Give the number of lines holding the string "this", and nothing else.

[Dataset rows]
— start —

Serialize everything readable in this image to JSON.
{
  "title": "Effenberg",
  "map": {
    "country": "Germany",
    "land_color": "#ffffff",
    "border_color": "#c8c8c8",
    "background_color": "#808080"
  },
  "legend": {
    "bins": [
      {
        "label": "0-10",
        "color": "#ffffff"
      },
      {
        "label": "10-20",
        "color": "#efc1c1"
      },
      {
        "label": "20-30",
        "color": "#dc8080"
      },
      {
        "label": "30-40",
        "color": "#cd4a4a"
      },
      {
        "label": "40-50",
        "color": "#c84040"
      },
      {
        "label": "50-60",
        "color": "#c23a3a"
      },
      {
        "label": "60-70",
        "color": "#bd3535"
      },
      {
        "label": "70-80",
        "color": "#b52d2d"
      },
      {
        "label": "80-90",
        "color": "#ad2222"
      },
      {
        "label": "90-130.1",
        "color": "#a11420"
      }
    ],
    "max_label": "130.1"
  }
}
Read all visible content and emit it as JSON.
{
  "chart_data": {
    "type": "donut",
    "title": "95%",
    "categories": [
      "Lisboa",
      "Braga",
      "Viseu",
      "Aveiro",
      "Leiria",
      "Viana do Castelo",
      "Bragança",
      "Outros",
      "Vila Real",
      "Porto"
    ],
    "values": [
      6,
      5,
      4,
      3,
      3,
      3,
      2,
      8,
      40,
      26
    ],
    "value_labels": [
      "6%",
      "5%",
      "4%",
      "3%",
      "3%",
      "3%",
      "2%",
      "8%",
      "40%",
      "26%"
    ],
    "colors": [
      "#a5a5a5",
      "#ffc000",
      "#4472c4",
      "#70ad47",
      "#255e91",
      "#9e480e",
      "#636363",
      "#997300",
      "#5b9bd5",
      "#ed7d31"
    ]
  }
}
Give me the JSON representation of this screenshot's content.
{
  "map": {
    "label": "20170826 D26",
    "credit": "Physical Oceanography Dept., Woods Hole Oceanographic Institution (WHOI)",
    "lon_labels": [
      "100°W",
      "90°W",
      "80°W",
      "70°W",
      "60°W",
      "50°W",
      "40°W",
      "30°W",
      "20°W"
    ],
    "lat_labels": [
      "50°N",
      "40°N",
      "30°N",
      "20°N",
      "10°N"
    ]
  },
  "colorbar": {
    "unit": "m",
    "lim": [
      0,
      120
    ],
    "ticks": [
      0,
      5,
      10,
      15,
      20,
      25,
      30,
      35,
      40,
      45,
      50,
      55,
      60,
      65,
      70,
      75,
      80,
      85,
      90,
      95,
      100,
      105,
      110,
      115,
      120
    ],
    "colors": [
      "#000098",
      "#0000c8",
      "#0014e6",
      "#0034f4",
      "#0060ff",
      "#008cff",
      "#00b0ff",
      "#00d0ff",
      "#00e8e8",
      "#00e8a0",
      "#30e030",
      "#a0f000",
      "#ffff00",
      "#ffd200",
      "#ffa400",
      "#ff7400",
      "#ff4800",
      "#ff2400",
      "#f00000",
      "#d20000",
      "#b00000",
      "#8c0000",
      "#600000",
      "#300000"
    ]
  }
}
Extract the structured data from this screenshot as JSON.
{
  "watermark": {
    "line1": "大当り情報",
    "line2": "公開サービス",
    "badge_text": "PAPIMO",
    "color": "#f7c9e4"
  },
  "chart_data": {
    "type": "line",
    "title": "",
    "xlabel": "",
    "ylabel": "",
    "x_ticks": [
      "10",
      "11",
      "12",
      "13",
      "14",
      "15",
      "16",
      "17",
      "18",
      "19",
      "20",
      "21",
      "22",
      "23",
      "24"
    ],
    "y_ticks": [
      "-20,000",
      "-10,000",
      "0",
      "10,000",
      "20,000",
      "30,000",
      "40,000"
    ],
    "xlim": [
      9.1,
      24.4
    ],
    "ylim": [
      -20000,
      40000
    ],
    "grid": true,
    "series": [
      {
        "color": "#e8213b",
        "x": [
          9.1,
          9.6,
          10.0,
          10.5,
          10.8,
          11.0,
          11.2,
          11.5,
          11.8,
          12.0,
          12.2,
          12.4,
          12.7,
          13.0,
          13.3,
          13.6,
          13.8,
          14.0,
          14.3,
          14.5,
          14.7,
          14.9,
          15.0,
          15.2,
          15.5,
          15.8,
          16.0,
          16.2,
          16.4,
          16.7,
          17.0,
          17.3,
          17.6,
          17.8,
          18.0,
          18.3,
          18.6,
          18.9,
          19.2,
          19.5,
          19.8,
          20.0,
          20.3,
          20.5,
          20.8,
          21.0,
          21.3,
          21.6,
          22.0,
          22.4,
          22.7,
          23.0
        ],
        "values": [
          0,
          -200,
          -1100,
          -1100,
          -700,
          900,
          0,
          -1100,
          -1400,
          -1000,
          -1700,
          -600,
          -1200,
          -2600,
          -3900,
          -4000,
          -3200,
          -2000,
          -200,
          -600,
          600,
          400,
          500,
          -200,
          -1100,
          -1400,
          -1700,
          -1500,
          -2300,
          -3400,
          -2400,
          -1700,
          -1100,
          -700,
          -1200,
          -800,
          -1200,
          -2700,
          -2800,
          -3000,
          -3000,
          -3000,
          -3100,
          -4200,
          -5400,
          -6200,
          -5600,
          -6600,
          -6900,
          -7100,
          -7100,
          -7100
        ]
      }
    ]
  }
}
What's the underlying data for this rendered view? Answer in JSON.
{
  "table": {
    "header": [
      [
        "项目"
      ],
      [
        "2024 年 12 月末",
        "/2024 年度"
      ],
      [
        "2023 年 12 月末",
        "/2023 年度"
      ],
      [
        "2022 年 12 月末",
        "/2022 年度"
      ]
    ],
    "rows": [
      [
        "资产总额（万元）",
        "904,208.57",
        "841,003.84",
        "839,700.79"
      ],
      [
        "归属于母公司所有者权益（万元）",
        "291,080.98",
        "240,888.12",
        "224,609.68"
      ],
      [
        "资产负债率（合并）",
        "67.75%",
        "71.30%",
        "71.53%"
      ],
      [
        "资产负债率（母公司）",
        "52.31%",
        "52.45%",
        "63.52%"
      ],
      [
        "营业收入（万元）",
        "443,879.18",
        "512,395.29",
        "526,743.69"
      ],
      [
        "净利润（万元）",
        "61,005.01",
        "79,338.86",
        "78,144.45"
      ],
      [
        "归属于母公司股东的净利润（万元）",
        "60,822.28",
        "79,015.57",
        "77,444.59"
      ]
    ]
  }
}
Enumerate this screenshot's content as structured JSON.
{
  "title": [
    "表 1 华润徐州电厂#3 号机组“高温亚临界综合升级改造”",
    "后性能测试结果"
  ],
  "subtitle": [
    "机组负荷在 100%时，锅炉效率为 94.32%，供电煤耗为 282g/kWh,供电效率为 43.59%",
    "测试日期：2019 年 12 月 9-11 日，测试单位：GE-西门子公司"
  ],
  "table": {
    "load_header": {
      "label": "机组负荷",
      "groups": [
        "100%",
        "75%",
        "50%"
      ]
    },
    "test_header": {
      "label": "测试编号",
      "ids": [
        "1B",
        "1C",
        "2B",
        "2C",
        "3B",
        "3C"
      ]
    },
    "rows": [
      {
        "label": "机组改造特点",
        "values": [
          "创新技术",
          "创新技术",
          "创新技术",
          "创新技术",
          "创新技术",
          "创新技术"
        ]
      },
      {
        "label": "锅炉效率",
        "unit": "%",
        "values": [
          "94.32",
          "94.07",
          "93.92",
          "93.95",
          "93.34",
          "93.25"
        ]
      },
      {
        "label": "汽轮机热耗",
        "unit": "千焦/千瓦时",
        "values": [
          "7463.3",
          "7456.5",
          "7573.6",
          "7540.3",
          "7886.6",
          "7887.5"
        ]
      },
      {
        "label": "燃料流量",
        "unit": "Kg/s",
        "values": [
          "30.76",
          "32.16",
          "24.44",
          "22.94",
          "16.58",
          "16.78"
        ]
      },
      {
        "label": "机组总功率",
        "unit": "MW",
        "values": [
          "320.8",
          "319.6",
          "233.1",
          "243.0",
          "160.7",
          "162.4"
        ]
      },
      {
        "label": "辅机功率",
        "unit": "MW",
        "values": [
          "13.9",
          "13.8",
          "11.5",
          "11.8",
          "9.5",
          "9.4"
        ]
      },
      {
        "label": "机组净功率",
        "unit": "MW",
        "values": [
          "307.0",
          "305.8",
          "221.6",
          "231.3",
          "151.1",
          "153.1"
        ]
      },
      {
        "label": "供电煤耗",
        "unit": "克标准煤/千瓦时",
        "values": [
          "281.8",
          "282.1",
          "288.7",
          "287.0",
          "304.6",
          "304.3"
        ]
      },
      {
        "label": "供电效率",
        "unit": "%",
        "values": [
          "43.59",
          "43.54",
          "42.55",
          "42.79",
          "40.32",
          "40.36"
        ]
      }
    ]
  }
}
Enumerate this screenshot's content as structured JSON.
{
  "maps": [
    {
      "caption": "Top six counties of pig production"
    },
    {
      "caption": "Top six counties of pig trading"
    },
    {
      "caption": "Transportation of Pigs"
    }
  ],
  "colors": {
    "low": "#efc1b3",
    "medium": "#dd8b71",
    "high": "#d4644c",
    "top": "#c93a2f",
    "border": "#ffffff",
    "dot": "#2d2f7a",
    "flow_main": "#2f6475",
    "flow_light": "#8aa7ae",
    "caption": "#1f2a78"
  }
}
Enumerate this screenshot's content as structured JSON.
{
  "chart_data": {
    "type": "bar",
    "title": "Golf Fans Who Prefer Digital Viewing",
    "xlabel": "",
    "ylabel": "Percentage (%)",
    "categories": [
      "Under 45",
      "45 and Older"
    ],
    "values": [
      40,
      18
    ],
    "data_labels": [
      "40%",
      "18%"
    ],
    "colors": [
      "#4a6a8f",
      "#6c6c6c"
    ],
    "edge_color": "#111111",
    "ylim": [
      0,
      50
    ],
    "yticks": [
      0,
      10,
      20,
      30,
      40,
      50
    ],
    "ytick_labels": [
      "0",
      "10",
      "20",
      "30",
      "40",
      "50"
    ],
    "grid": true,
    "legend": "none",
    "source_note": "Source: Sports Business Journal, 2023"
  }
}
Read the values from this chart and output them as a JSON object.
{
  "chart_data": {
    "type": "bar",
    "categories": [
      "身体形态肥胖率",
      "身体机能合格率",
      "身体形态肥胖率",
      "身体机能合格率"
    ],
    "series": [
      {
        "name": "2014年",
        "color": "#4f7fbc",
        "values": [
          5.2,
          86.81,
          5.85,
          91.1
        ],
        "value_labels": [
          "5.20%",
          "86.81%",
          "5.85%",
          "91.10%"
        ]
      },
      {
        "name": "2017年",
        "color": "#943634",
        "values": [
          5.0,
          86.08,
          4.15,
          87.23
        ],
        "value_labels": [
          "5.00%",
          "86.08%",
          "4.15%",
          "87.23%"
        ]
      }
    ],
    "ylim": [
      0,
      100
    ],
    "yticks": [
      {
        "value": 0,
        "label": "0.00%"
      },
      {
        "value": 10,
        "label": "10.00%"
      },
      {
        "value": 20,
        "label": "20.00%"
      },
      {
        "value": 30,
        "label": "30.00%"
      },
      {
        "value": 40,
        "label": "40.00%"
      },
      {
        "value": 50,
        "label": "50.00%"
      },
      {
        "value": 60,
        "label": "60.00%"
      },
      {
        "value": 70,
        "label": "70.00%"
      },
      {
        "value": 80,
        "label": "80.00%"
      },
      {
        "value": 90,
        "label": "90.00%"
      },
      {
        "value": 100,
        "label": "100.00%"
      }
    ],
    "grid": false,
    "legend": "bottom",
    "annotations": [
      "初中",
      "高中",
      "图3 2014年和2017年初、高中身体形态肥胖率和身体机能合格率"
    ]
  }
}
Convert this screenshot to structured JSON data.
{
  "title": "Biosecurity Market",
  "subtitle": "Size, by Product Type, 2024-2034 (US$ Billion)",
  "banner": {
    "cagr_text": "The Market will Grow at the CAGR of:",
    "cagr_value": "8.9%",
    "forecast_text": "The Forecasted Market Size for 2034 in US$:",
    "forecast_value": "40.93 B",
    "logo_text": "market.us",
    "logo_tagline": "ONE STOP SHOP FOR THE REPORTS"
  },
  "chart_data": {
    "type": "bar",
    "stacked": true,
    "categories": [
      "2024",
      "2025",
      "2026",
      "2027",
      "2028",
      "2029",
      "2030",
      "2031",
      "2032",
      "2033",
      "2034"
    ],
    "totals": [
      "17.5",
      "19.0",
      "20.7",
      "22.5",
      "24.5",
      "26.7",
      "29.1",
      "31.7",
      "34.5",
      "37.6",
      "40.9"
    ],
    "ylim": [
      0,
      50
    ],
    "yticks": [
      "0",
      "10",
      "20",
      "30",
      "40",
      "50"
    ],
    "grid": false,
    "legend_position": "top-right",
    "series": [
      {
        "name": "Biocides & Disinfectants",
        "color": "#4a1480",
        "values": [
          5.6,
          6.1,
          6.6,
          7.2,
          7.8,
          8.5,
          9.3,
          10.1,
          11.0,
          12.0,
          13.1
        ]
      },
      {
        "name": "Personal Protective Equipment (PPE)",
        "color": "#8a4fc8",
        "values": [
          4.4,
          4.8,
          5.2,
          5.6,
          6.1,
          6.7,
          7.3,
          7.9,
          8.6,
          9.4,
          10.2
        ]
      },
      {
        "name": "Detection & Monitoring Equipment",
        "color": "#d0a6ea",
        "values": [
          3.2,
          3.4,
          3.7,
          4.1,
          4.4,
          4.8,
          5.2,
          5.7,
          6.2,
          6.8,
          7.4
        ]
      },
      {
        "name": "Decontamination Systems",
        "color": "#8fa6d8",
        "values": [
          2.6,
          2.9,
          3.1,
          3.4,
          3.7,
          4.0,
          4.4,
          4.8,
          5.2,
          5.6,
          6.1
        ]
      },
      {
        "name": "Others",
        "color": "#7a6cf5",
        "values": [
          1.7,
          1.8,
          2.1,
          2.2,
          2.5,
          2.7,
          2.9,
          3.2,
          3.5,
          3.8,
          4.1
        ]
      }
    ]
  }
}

— end —

*FINISHED TASK*. 9